# [Short task]
Locate every line in the records below that contains the word "教育文化娱乐", and copy each one.

Extracted data entries:
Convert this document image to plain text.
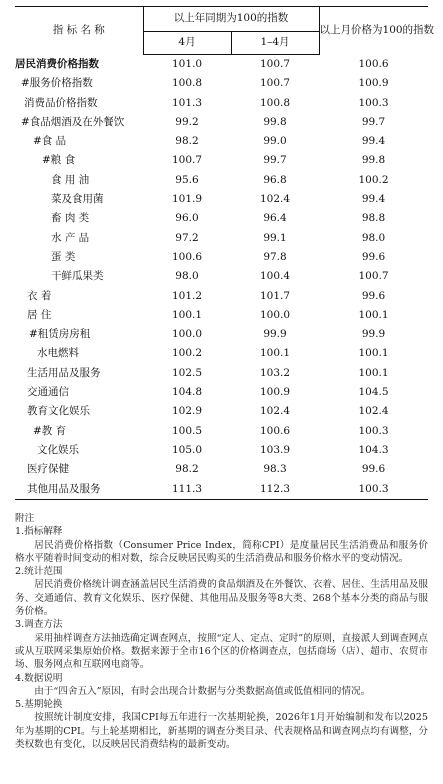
指 标 名 称	以上年同期为100的指数		以上月价格为100的指数
	4月	1–4月	
居民消费价格指数	101.0	100.7	100.6
#服务价格指数	100.8	100.7	100.9
消费品价格指数	101.3	100.8	100.3
#食品烟酒及在外餐饮	99.2	99.8	99.7
#食 品	98.2	99.0	99.4
#粮 食	100.7	99.7	99.8
食 用 油	95.6	96.8	100.2
菜及食用菌	101.9	102.4	99.4
畜 肉 类	96.0	96.4	98.8
水 产 品	97.2	99.1	98.0
蛋 类	100.6	97.8	99.6
干鲜瓜果类	98.0	100.4	100.7
衣 着	101.2	101.7	99.6
居 住	100.1	100.0	100.1
#租赁房房租	100.0	99.9	99.9
水电燃料	100.2	100.1	100.1
生活用品及服务	102.5	103.2	100.1
交通通信	104.8	100.9	104.5
教育文化娱乐	102.9	102.4	102.4
#教 育	100.5	100.6	100.3
文化娱乐	105.0	103.9	104.3
医疗保健	98.2	98.3	99.6
其他用品及服务	111.3	112.3	100.3

附注

1.指标解释

居民消费价格指数（Consumer Price Index，简称CPI）是度量居民生活消费品和服务价格水平随着时间变动的相对数，综合反映居民购买的生活消费品和服务价格水平的变动情况。

2.统计范围

居民消费价格统计调查涵盖居民生活消费的食品烟酒及在外餐饮、衣着、居住、生活用品及服务、交通通信、教育文化娱乐、医疗保健、其他用品及服务等8大类、268个基本分类的商品与服务价格。

3.调查方法

采用抽样调查方法抽选确定调查网点，按照“定人、定点、定时”的原则，直接派人到调查网点或从互联网采集原始价格。数据来源于全市16个区的价格调查点，包括商场（店）、超市、农贸市场、服务网点和互联网电商等。

4.数据说明

由于“四舍五入”原因，有时会出现合计数据与分类数据高值或低值相同的情况。

5.基期轮换

按照统计制度安排，我国CPI每五年进行一次基期轮换，2026年1月开始编制和发布以2025年为基期的CPI。与上轮基期相比，新基期的调查分类目录、代表规格品和调查网点均有调整，分类权数也有变化，以反映居民消费结构的最新变动。
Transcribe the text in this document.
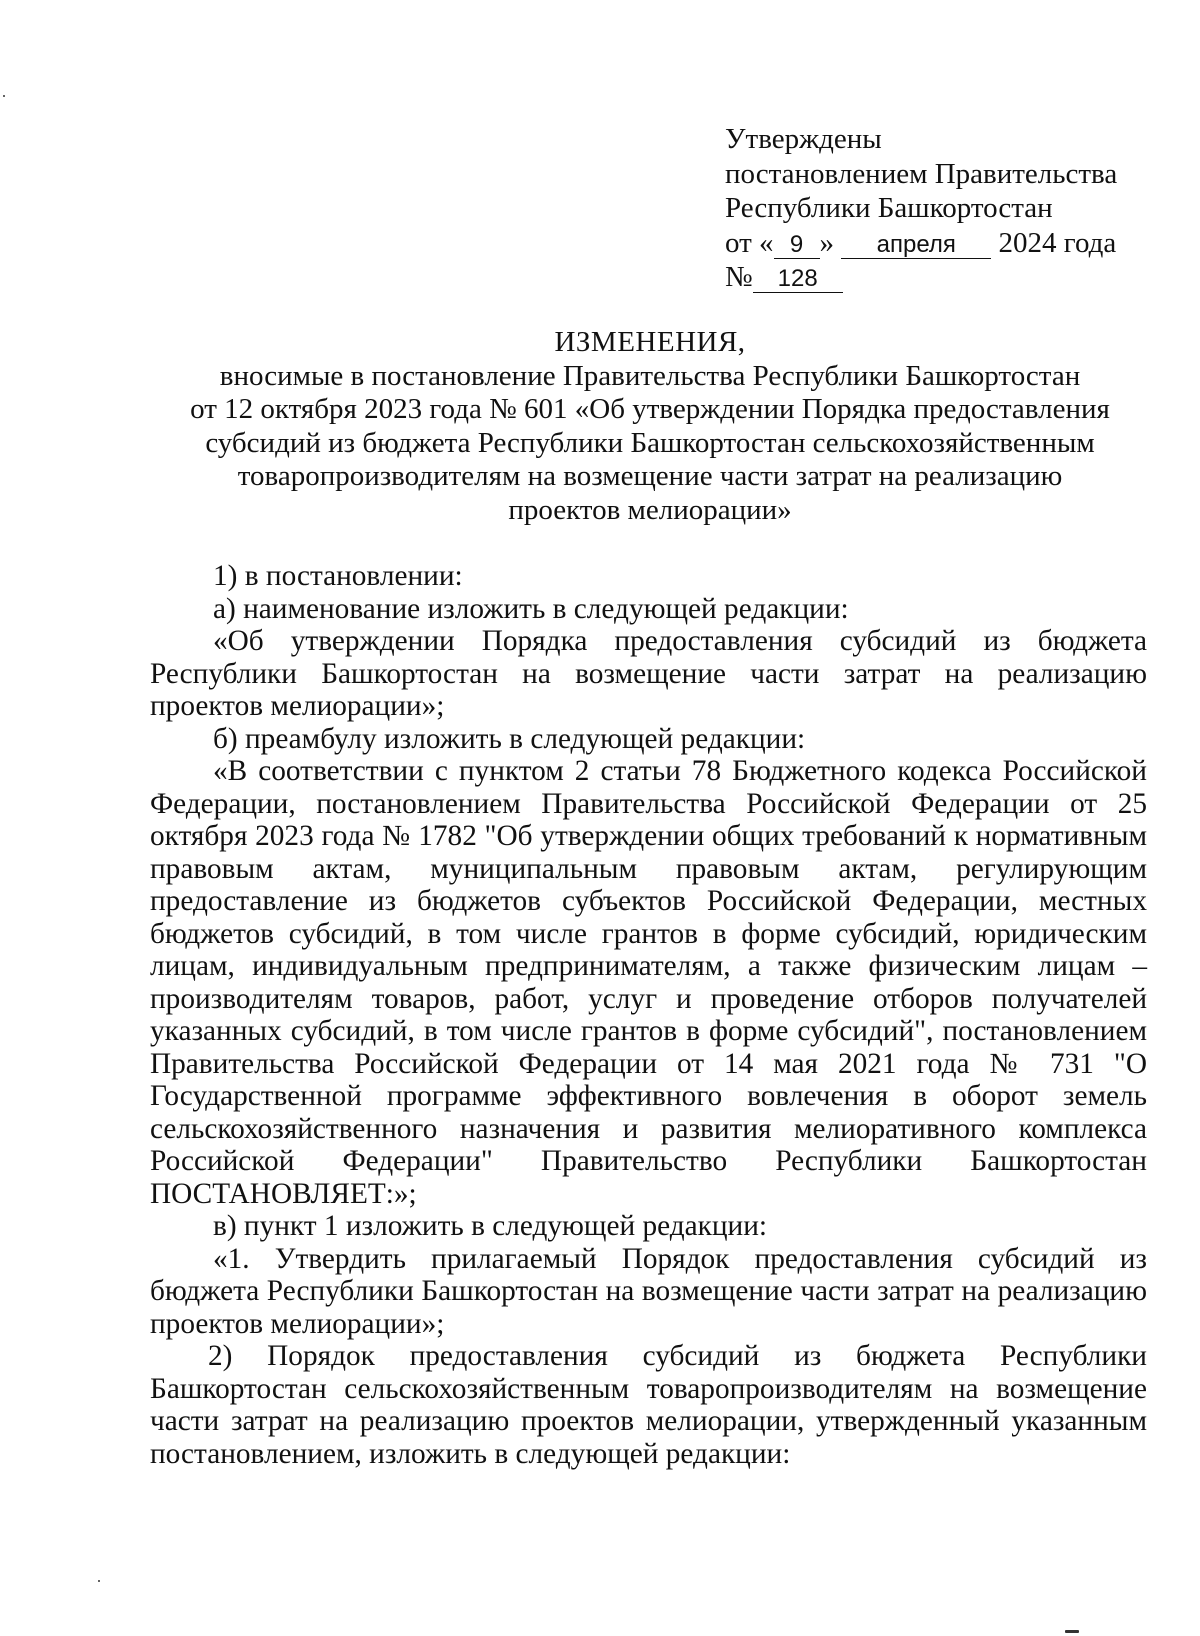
Утверждены
постановлением Правительства
Республики Башкортостан
от « 9 » апреля 2024 года
№ 128
ИЗМЕНЕНИЯ,
вносимые в постановление Правительства Республики Башкортостан
от 12 октября 2023 года № 601 «Об утверждении Порядка предоставления
субсидий из бюджета Республики Башкортостан сельскохозяйственным
товаропроизводителям на возмещение части затрат на реализацию
проектов мелиорации»

1) в постановлении:

а) наименование изложить в следующей редакции:

«Об утверждении Порядка предоставления субсидий из бюджета Республики Башкортостан на возмещение части затрат на реализацию проектов мелиорации»;

б) преамбулу изложить в следующей редакции:

«В соответствии с пунктом 2 статьи 78 Бюджетного кодекса Российской Федерации, постановлением Правительства Российской Федерации от 25 октября 2023 года № 1782 "Об утверждении общих требований к нормативным правовым актам, муниципальным правовым актам, регулирующим предоставление из бюджетов субъектов Российской Федерации, местных бюджетов субсидий, в том числе грантов в форме субсидий, юридическим лицам, индивидуальным предпринимателям, а также физическим лицам – производителям товаров, работ, услуг и проведение отборов получателей указанных субсидий, в том числе грантов в форме субсидий", постановлением Правительства Российской Федерации от 14 мая 2021 года № 731 "О Государственной программе эффективного вовлечения в оборот земель сельскохозяйственного назначения и развития мелиоративного комплекса Российской Федерации" Правительство Республики Башкортостан ПОСТАНОВЛЯЕТ:»;

в) пункт 1 изложить в следующей редакции:

«1. Утвердить прилагаемый Порядок предоставления субсидий из бюджета Республики Башкортостан на возмещение части затрат на реализацию проектов мелиорации»;

2) Порядок предоставления субсидий из бюджета Республики Башкортостан сельскохозяйственным товаропроизводителям на возмещение части затрат на реализацию проектов мелиорации, утвержденный указанным постановлением, изложить в следующей редакции:
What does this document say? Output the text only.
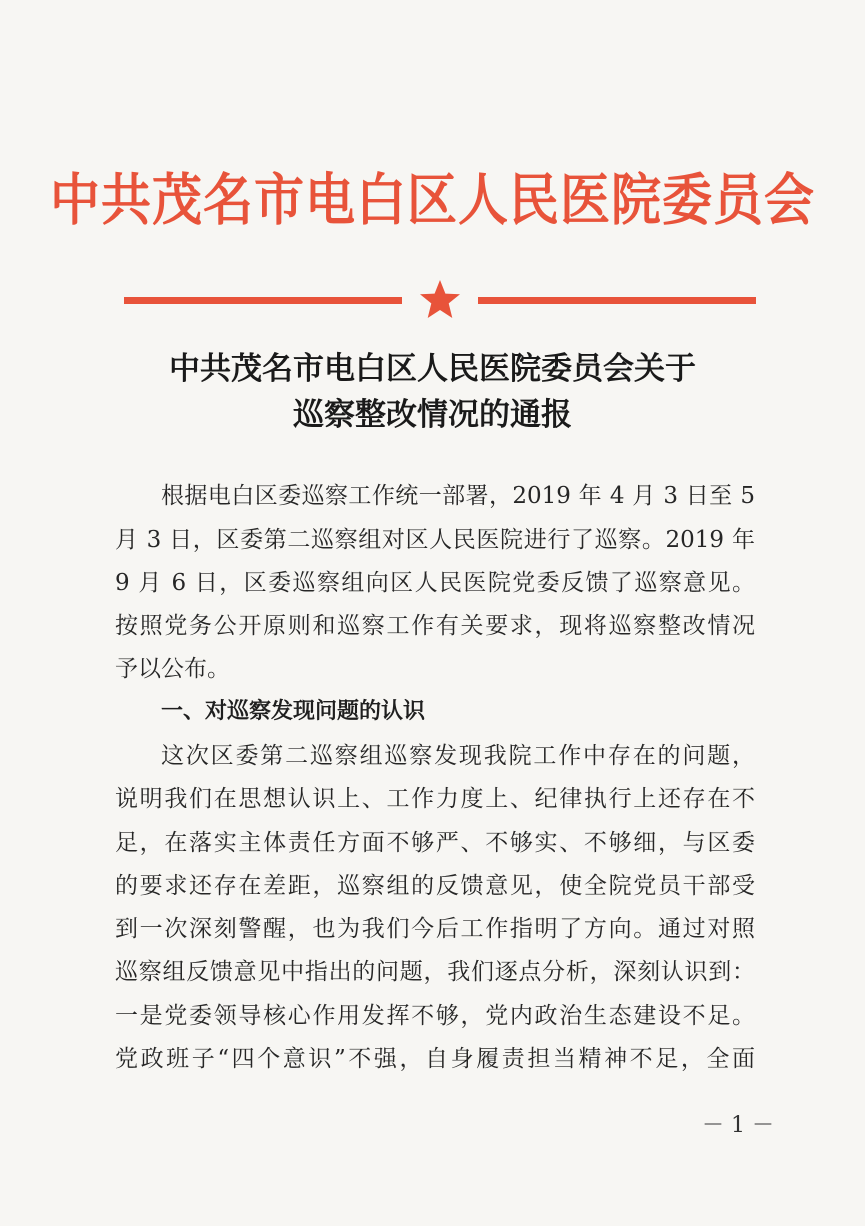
中共茂名市电白区人民医院委员会
中共茂名市电白区人民医院委员会关于
巡察整改情况的通报
根据电白区委巡察工作统一部署，2019 年 4 月 3 日至 5
月 3 日，区委第二巡察组对区人民医院进行了巡察。2019 年
9 月 6 日，区委巡察组向区人民医院党委反馈了巡察意见。
按照党务公开原则和巡察工作有关要求，现将巡察整改情况
予以公布。
一、对巡察发现问题的认识
这次区委第二巡察组巡察发现我院工作中存在的问题，
说明我们在思想认识上、工作力度上、纪律执行上还存在不
足，在落实主体责任方面不够严、不够实、不够细，与区委
的要求还存在差距，巡察组的反馈意见，使全院党员干部受
到一次深刻警醒，也为我们今后工作指明了方向。通过对照
巡察组反馈意见中指出的问题，我们逐点分析，深刻认识到：
一是党委领导核心作用发挥不够，党内政治生态建设不足。
党政班子“四个意识”不强，自身履责担当精神不足，全面
－ 1 －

# [Task result]
教育文化娱乐	102.9	102.4	102.4
居民消费价格统计调查涵盖居民生活消费的食品烟酒及在外餐饮、衣着、居住、生活用品及服务、交通通信、教育文化娱乐、医疗保健、其他用品及服务等8大类、268个基本分类的商品与服务价格。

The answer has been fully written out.